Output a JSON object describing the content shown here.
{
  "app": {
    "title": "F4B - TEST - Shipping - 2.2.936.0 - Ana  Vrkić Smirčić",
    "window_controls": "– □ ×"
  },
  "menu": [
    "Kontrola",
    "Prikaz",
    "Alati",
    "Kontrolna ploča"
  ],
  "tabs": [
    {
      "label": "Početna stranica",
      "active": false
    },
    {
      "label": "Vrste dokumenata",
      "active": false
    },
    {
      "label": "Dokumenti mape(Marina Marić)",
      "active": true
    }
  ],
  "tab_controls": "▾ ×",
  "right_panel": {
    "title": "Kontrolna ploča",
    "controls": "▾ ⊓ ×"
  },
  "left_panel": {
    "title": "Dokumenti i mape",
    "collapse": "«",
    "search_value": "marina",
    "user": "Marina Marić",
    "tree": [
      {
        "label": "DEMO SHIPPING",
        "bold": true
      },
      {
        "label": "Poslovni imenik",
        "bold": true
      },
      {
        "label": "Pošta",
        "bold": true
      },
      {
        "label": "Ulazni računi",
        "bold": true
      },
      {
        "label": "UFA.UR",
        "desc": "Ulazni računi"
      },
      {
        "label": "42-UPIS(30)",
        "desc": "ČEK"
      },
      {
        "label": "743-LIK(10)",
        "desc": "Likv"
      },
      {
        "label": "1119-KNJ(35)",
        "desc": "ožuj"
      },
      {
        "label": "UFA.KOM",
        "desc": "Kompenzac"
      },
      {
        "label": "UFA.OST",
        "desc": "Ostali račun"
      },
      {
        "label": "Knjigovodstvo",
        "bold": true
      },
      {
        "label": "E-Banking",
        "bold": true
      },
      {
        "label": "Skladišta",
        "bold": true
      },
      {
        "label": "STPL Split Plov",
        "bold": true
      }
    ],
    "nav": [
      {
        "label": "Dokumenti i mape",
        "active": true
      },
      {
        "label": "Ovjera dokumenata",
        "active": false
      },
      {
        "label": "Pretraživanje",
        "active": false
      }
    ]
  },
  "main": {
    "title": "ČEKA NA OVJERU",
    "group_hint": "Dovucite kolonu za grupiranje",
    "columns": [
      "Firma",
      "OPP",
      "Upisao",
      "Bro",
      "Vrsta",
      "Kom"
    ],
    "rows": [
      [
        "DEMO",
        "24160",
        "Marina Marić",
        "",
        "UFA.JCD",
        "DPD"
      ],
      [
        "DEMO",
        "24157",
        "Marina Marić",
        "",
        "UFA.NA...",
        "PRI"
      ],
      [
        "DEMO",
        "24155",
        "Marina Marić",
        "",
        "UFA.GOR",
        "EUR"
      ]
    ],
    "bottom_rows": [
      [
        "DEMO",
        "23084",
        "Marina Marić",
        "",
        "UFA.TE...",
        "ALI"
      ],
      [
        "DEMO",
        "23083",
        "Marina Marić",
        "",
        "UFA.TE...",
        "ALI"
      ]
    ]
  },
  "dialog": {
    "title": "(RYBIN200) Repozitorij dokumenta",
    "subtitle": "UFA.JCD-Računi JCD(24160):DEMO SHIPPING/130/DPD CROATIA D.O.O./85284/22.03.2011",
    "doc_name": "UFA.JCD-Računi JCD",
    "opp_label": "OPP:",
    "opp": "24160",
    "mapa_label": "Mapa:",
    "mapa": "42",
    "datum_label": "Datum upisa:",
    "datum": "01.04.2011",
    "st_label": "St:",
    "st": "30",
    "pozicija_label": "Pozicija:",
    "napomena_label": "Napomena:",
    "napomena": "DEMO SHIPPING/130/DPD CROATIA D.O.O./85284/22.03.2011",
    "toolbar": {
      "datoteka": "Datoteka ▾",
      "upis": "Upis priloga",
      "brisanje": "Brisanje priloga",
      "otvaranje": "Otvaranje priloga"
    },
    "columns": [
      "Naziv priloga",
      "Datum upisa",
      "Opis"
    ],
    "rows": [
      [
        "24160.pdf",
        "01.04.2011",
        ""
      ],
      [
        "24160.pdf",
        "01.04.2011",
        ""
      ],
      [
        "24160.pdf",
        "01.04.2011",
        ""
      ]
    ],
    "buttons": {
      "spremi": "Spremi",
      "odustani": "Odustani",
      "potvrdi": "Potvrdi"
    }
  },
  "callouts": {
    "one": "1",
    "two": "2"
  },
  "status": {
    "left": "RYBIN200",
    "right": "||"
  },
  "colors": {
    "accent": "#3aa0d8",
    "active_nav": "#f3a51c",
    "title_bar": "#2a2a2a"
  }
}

○ ○ ○ ○ ○ ○ ○

Write out every entry word for word.

Output a JSON object describing the content shown here.
{
  "app": {
    "title": "F4B - TEST - Shipping - 2.2.936.0 - Ana  Vrkić Smirčić",
    "window_controls": "– □ ×"
  },
  "menu": [
    "Kontrola",
    "Prikaz",
    "Alati",
    "Kontrolna ploča"
  ],
  "tabs": [
    {
      "label": "Početna stranica",
      "active": false
    },
    {
      "label": "Vrste dokumenata",
      "active": false
    },
    {
      "label": "Dokumenti mape(Marina Marić)",
      "active": true
    }
  ],
  "tab_controls": "▾ ×",
  "right_panel": {
    "title": "Kontrolna ploča",
    "controls": "▾ ⊓ ×"
  },
  "left_panel": {
    "title": "Dokumenti i mape",
    "collapse": "«",
    "search_value": "marina",
    "user": "Marina Marić",
    "tree": [
      {
        "label": "DEMO SHIPPING",
        "bold": true
      },
      {
        "label": "Poslovni imenik",
        "bold": true
      },
      {
        "label": "Pošta",
        "bold": true
      },
      {
        "label": "Ulazni računi",
        "bold": true
      },
      {
        "label": "UFA.UR",
        "desc": "Ulazni računi"
      },
      {
        "label": "42-UPIS(30)",
        "desc": "ČEK"
      },
      {
        "label": "743-LIK(10)",
        "desc": "Likv"
      },
      {
        "label": "1119-KNJ(35)",
        "desc": "ožuj"
      },
      {
        "label": "UFA.KOM",
        "desc": "Kompenzac"
      },
      {
        "label": "UFA.OST",
        "desc": "Ostali račun"
      },
      {
        "label": "Knjigovodstvo",
        "bold": true
      },
      {
        "label": "E-Banking",
        "bold": true
      },
      {
        "label": "Skladišta",
        "bold": true
      },
      {
        "label": "STPL Split Plov",
        "bold": true
      }
    ],
    "nav": [
      {
        "label": "Dokumenti i mape",
        "active": true
      },
      {
        "label": "Ovjera dokumenata",
        "active": false
      },
      {
        "label": "Pretraživanje",
        "active": false
      }
    ]
  },
  "main": {
    "title": "ČEKA NA OVJERU",
    "group_hint": "Dovucite kolonu za grupiranje",
    "columns": [
      "Firma",
      "OPP",
      "Upisao",
      "Bro",
      "Vrsta",
      "Kom"
    ],
    "rows": [
      [
        "DEMO",
        "24160",
        "Marina Marić",
        "",
        "UFA.JCD",
        "DPD"
      ],
      [
        "DEMO",
        "24157",
        "Marina Marić",
        "",
        "UFA.NA...",
        "PRI"
      ],
      [
        "DEMO",
        "24155",
        "Marina Marić",
        "",
        "UFA.GOR",
        "EUR"
      ]
    ],
    "bottom_rows": [
      [
        "DEMO",
        "23084",
        "Marina Marić",
        "",
        "UFA.TE...",
        "ALI"
      ],
      [
        "DEMO",
        "23083",
        "Marina Marić",
        "",
        "UFA.TE...",
        "ALI"
      ]
    ]
  },
  "dialog": {
    "title": "(RYBIN200) Repozitorij dokumenta",
    "subtitle": "UFA.JCD-Računi JCD(24160):DEMO SHIPPING/130/DPD CROATIA D.O.O./85284/22.03.2011",
    "doc_name": "UFA.JCD-Računi JCD",
    "opp_label": "OPP:",
    "opp": "24160",
    "mapa_label": "Mapa:",
    "mapa": "42",
    "datum_label": "Datum upisa:",
    "datum": "01.04.2011",
    "st_label": "St:",
    "st": "30",
    "pozicija_label": "Pozicija:",
    "napomena_label": "Napomena:",
    "napomena": "DEMO SHIPPING/130/DPD CROATIA D.O.O./85284/22.03.2011",
    "toolbar": {
      "datoteka": "Datoteka ▾",
      "upis": "Upis priloga",
      "brisanje": "Brisanje priloga",
      "otvaranje": "Otvaranje priloga"
    },
    "columns": [
      "Naziv priloga",
      "Datum upisa",
      "Opis"
    ],
    "rows": [
      [
        "24160.pdf",
        "01.04.2011",
        ""
      ],
      [
        "24160.pdf",
        "01.04.2011",
        ""
      ],
      [
        "24160.pdf",
        "01.04.2011",
        ""
      ]
    ],
    "buttons": {
      "spremi": "Spremi",
      "odustani": "Odustani",
      "potvrdi": "Potvrdi"
    }
  },
  "callouts": {
    "one": "1",
    "two": "2"
  },
  "status": {
    "left": "RYBIN200",
    "right": "||"
  },
  "colors": {
    "accent": "#3aa0d8",
    "active_nav": "#f3a51c",
    "title_bar": "#2a2a2a"
  }
}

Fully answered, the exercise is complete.